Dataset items
- - -

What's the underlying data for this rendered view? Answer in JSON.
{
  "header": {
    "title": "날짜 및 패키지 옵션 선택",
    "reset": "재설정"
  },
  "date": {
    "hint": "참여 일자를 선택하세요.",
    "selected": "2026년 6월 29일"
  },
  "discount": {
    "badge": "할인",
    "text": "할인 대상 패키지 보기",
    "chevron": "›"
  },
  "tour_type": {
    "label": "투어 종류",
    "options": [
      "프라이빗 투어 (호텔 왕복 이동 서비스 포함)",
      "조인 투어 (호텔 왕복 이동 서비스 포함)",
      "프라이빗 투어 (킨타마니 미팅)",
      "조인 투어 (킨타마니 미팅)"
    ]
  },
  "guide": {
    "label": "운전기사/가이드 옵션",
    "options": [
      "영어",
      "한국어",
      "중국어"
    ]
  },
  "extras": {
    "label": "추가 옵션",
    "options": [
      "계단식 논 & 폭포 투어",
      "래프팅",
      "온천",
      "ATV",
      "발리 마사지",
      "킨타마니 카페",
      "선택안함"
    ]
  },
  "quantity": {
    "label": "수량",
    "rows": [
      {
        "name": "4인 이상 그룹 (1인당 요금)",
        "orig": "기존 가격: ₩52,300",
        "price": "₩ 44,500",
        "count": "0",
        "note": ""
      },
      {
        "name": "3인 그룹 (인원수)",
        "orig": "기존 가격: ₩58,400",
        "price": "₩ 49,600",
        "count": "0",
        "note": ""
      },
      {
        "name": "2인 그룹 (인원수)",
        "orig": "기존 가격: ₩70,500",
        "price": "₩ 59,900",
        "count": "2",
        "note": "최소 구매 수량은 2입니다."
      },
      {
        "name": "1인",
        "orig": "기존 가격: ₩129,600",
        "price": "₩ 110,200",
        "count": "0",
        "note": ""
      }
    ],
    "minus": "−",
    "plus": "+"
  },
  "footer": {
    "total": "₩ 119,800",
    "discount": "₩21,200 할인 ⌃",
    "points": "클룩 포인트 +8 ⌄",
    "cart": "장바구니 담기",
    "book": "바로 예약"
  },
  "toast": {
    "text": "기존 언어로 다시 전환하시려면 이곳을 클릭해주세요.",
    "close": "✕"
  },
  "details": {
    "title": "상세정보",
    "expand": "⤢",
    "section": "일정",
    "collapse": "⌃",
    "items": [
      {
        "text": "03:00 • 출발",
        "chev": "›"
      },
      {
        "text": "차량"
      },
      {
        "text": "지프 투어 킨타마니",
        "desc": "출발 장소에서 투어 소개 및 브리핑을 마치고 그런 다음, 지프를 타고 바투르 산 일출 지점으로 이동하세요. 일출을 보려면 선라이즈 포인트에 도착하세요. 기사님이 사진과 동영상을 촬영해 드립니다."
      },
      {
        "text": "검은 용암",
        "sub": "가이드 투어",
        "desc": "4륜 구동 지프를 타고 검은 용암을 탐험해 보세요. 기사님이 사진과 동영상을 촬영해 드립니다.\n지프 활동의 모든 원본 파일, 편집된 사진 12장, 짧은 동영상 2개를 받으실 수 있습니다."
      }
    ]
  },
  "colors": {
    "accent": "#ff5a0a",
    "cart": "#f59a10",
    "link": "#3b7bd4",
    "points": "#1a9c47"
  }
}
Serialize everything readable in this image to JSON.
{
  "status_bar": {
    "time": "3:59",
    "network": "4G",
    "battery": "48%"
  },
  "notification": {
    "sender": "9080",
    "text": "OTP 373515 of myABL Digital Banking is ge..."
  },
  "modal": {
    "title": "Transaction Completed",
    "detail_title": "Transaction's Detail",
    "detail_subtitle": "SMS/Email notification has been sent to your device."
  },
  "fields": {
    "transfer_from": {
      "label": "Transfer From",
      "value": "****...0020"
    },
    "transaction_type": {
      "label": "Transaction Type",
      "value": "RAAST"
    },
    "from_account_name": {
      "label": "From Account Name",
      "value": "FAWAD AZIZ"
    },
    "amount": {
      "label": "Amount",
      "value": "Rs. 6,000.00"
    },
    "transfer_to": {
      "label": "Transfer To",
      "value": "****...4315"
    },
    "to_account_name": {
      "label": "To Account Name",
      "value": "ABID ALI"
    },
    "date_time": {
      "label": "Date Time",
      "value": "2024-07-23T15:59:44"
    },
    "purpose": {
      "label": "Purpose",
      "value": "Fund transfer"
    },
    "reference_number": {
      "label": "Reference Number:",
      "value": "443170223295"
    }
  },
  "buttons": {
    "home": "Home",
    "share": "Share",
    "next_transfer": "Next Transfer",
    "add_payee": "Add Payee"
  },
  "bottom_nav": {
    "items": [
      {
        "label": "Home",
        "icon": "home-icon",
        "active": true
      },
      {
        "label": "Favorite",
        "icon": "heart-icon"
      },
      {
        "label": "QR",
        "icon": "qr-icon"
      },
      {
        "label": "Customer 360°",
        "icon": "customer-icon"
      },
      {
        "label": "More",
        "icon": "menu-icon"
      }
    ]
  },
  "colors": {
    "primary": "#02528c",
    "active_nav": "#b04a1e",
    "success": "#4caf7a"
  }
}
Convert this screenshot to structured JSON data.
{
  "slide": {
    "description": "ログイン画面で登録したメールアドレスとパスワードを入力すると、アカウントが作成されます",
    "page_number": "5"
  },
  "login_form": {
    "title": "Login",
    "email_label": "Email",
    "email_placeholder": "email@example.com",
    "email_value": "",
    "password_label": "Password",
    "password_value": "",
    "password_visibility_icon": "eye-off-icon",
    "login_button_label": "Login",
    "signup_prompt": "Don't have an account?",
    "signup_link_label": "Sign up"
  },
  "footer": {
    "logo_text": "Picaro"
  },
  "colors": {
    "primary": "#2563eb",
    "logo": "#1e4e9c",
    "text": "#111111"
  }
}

- - -

[What is required]
Write only the number of lines in the data above that include "동영상을".

[Solution for this task]
2